Input records:
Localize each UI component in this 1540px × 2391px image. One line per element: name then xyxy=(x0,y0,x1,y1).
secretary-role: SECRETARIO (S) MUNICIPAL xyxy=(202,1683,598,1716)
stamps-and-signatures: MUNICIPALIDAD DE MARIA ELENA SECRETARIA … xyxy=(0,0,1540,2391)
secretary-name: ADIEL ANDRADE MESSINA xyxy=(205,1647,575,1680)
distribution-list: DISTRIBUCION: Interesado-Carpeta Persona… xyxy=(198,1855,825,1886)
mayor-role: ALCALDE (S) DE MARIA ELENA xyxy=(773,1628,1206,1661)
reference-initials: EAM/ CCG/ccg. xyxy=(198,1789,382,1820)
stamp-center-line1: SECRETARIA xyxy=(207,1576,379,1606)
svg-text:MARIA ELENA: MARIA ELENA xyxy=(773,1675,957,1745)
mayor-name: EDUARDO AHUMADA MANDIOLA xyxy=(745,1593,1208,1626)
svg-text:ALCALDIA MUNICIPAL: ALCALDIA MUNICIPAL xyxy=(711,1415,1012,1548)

Exercise description: Reproduce the whole listing above once more, with every line unchanged.

Answer in full:
Localize each UI component in this 1540px × 2391px image. One line per element: name then xyxy=(x0,y0,x1,y1).
secretary-role: SECRETARIO (S) MUNICIPAL xyxy=(202,1683,598,1716)
stamps-and-signatures: MUNICIPALIDAD DE MARIA ELENA SECRETARIA … xyxy=(0,0,1540,2391)
secretary-name: ADIEL ANDRADE MESSINA xyxy=(205,1647,575,1680)
distribution-list: DISTRIBUCION: Interesado-Carpeta Persona… xyxy=(198,1855,825,1886)
mayor-role: ALCALDE (S) DE MARIA ELENA xyxy=(773,1628,1206,1661)
reference-initials: EAM/ CCG/ccg. xyxy=(198,1789,382,1820)
stamp-center-line1: SECRETARIA xyxy=(207,1576,379,1606)
svg-text:MARIA ELENA: MARIA ELENA xyxy=(773,1675,957,1745)
mayor-name: EDUARDO AHUMADA MANDIOLA xyxy=(745,1593,1208,1626)
svg-text:ALCALDIA MUNICIPAL: ALCALDIA MUNICIPAL xyxy=(711,1415,1012,1548)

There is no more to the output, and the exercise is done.